─── Source extract

Welcome To George W Bush's Library
The following are some of the rooms that are being built or have been built and why. Enjoy. If you have other ideas, please add.
The Hurricane Katrina Room, which is still under construction and will remain so for at least a decade.
The Alberto Gonzales Room, where you won't be able to remember anything.
The Texas Air National Guard Room, where you won't even have to show up.
The Walter Reed Hospital Room, where they won't let you in.
The Guantanamo Bay Room, where they won't let you out.
The Weapons of Mass Destruction Room, which no one has been able to find.
The National Debt room which is huge and has no ceiling.
The 'Tax Cut' Room with entry only to the wealthy.
The 'Economy Room' which is in the toilet.
The Iraq War Room. After you complete your first tour, they'll make you go back for a second, third, fourth, and sometimes a fifth time.
The Dick Cheney Room, in a famous undisclosed location, complete with shotgun gallery.

──────
─── Dataset

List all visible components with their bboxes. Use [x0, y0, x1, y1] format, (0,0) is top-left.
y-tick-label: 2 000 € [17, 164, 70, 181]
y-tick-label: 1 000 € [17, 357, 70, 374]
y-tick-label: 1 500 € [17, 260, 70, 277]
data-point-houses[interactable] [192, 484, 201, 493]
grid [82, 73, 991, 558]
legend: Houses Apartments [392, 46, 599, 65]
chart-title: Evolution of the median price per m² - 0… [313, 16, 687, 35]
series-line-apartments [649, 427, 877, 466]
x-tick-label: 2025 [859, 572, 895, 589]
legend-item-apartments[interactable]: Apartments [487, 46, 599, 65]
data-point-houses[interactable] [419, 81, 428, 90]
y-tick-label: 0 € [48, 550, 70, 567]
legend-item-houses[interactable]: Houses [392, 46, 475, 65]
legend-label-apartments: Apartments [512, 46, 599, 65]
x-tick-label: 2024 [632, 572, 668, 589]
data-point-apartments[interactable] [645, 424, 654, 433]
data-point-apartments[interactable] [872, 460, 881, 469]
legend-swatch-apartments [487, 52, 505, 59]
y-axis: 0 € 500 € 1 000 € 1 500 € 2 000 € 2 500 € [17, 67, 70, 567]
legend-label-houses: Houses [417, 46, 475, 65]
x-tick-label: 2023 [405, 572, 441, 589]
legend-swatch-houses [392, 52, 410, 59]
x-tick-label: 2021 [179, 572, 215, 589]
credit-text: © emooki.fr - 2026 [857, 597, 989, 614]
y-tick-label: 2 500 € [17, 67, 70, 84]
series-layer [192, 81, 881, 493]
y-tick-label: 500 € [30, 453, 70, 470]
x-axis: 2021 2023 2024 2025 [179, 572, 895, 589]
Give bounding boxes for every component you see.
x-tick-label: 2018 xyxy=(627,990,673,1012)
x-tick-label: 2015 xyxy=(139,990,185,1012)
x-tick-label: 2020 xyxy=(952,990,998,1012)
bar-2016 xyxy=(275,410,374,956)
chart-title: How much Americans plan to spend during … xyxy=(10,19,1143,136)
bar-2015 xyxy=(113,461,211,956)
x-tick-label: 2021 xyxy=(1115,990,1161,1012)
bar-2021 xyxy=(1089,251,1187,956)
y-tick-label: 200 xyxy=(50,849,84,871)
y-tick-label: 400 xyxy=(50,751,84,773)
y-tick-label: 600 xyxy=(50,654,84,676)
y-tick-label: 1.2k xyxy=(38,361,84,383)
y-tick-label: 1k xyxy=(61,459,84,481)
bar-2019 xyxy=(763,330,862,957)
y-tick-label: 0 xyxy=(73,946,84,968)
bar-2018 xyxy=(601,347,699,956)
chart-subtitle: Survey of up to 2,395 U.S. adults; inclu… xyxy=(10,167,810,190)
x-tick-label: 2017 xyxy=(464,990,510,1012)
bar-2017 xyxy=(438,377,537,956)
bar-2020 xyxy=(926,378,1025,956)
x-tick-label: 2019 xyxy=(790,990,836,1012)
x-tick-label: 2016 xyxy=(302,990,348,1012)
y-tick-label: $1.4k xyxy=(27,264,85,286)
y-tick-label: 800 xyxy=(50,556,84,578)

──────

- _Exercise set_
1 - Sum up the library joke in two sentences.
2 - According to the library joke, what two features does the National Debt room have?
3 - Shorten the paragraph of the library joke that begins "The Iraq War Room." while keeping its main facts.
The rows are separate material and are not part of the library joke.

- _Answers by task_
1 - The library joke lists rooms said to be built or under construction in George W Bush's library, and it invites readers to add other ideas. Each room is named for a topic such as Hurricane Katrina, Guantanamo Bay, the Iraq War or Dick Cheney, with a gag attached, like a Weapons of Mass Destruction Room that no one has been able to find.

2 - It is huge and has no ceiling.

3 - The Iraq War Room sends visitors back after their first tour for a second, third, fourth, and sometimes a fifth.